• [DIRECTIONS]
The output should be the line containing "Decode this image" and every later line of the records, exactly as written, and nothing else.

• [DATASET ENTRIES]

+--

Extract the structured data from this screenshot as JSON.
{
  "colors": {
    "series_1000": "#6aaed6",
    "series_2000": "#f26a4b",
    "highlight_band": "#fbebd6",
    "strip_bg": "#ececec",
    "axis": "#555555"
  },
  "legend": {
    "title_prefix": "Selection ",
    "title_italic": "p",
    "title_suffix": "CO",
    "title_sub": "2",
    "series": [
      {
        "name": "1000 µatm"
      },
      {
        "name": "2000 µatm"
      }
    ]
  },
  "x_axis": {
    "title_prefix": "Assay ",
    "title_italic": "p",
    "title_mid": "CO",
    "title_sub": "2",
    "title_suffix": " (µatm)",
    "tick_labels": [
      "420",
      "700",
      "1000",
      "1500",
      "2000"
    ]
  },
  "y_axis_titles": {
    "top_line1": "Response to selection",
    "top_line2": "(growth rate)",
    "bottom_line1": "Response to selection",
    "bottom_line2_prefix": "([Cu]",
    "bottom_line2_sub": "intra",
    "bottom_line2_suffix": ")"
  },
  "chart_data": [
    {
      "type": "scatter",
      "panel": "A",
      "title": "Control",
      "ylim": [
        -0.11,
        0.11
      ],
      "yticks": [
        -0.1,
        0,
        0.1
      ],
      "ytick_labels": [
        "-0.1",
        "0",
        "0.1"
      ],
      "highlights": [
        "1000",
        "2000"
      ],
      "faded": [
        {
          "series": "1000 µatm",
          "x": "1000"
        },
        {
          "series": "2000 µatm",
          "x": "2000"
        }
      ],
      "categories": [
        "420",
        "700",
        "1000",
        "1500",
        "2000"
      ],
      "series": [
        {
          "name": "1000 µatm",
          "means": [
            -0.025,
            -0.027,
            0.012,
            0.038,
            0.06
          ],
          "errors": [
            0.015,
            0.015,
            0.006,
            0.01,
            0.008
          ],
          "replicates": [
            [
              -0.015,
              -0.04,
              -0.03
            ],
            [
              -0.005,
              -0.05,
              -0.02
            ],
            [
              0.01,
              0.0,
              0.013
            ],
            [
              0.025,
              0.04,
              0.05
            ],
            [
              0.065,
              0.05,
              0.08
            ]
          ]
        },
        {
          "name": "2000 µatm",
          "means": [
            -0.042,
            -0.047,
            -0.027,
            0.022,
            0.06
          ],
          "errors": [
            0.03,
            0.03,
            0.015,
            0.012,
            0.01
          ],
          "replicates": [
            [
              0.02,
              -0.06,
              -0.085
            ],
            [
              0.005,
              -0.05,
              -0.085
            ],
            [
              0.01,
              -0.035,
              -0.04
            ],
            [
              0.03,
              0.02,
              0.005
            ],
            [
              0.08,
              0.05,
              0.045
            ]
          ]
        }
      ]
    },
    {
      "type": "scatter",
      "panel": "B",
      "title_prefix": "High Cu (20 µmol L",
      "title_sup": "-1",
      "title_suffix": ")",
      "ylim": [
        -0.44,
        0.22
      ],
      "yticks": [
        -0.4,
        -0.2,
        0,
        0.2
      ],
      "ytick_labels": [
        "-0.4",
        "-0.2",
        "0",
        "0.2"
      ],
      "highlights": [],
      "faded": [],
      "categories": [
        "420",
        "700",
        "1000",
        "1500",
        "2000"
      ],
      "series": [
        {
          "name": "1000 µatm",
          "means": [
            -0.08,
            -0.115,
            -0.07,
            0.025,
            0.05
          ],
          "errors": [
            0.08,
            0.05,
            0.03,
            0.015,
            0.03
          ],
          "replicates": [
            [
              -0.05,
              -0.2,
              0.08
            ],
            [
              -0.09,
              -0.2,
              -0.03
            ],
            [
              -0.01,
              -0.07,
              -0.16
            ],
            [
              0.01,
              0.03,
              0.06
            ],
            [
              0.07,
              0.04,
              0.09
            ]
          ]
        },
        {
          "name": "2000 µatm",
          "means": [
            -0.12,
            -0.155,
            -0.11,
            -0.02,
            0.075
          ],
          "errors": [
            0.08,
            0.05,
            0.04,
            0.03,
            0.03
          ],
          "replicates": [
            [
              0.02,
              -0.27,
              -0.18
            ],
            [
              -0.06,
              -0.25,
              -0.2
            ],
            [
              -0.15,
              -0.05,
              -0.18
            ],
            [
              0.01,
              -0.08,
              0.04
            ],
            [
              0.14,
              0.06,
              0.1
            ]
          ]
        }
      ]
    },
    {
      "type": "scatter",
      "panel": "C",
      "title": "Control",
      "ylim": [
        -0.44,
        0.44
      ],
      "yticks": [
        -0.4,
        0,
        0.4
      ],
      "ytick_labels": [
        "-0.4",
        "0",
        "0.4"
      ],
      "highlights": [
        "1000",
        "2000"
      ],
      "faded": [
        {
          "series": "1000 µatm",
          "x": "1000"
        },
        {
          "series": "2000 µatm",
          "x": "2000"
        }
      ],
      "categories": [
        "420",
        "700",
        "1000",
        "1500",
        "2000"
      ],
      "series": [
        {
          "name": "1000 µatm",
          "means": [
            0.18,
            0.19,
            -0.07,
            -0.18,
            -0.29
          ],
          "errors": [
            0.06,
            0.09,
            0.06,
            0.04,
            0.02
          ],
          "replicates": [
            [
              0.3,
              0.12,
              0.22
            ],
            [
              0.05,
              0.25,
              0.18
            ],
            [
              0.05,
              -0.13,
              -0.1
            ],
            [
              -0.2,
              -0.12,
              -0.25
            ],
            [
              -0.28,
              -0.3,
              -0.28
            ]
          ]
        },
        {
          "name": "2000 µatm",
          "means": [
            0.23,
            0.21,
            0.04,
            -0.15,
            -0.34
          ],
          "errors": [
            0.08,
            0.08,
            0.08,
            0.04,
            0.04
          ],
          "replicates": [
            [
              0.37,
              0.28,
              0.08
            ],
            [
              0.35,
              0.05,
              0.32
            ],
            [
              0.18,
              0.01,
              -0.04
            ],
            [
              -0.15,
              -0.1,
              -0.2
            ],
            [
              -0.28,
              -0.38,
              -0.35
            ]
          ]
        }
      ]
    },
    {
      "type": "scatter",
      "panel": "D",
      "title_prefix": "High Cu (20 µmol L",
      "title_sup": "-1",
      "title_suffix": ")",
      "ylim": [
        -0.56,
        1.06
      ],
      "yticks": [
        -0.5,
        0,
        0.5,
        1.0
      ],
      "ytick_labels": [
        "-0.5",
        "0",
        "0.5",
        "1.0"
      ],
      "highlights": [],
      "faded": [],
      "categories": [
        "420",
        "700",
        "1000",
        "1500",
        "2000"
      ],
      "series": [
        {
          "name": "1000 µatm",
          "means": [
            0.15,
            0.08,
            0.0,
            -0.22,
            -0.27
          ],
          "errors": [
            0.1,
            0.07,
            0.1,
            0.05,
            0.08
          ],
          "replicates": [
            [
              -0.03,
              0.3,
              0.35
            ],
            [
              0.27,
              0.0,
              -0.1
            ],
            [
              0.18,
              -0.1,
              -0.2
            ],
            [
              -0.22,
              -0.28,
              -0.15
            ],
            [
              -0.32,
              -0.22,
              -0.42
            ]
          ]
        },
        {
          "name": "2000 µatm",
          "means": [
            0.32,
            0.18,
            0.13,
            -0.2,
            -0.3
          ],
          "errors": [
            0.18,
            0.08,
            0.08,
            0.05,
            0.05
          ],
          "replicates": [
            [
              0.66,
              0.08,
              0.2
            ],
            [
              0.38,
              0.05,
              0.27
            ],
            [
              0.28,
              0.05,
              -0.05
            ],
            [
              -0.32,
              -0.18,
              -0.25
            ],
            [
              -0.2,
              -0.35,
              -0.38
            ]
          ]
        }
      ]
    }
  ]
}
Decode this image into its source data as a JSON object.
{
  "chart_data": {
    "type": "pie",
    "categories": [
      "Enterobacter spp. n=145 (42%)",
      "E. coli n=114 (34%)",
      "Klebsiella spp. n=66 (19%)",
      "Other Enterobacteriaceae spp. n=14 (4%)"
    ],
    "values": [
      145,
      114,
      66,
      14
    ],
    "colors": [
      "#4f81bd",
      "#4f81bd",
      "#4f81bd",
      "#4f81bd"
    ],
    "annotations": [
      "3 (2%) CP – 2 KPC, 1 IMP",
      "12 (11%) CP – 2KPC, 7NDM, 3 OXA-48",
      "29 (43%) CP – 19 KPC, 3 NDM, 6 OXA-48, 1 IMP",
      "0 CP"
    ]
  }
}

+--

• [ANSWER]
Decode this image into its source data as a JSON object.
{
  "chart_data": {
    "type": "pie",
    "categories": [
      "Enterobacter spp. n=145 (42%)",
      "E. coli n=114 (34%)",
      "Klebsiella spp. n=66 (19%)",
      "Other Enterobacteriaceae spp. n=14 (4%)"
    ],
    "values": [
      145,
      114,
      66,
      14
    ],
    "colors": [
      "#4f81bd",
      "#4f81bd",
      "#4f81bd",
      "#4f81bd"
    ],
    "annotations": [
      "3 (2%) CP – 2 KPC, 1 IMP",
      "12 (11%) CP – 2KPC, 7NDM, 3 OXA-48",
      "29 (43%) CP – 19 KPC, 3 NDM, 6 OXA-48, 1 IMP",
      "0 CP"
    ]
  }
}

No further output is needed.